* What is being asked: In the lines below, find how many contain the word "Listen" and report that figure alone.

— start Stored rows —

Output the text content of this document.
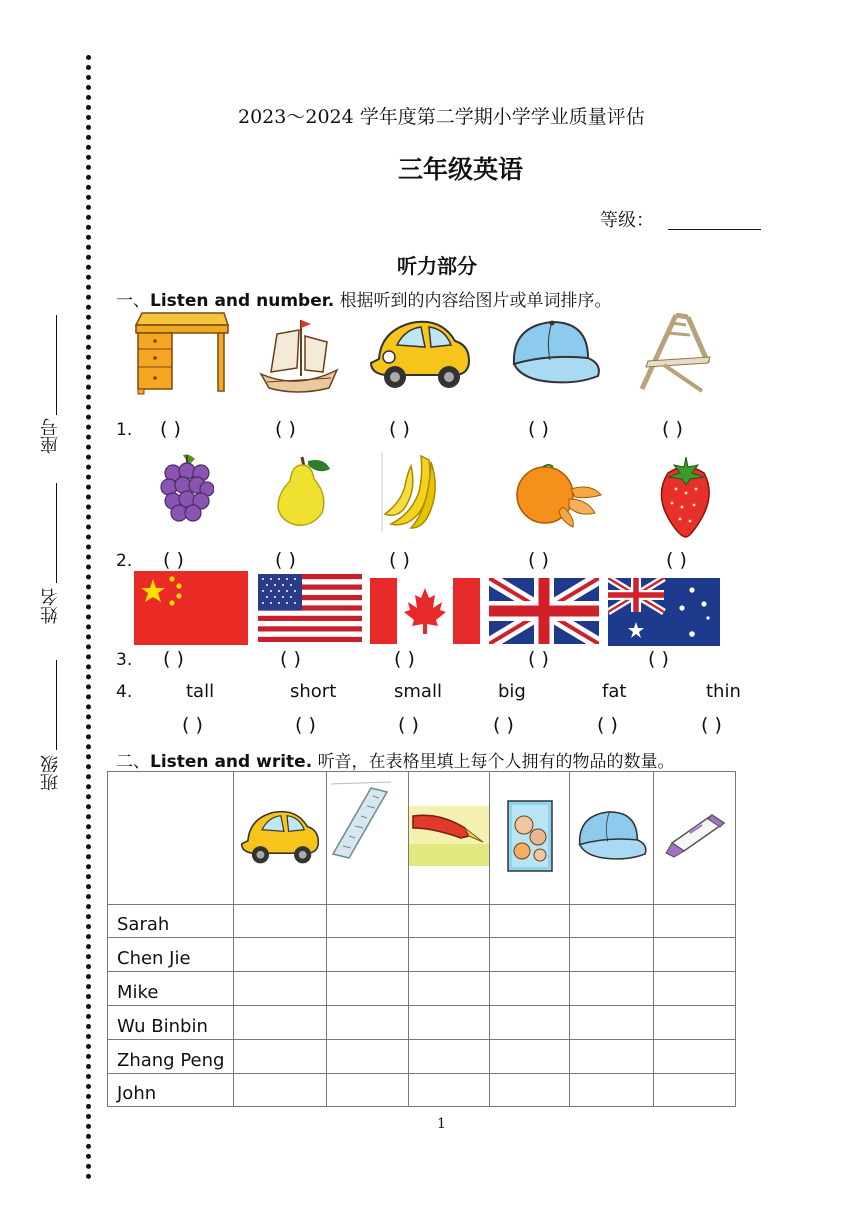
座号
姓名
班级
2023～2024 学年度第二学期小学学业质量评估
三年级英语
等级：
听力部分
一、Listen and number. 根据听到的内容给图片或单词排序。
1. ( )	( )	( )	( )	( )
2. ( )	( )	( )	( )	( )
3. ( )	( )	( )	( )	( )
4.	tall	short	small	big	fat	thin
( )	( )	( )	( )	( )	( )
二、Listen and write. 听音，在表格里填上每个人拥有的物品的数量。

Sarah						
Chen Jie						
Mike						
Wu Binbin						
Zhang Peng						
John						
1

— end Stored rows —

* Solved problem: 2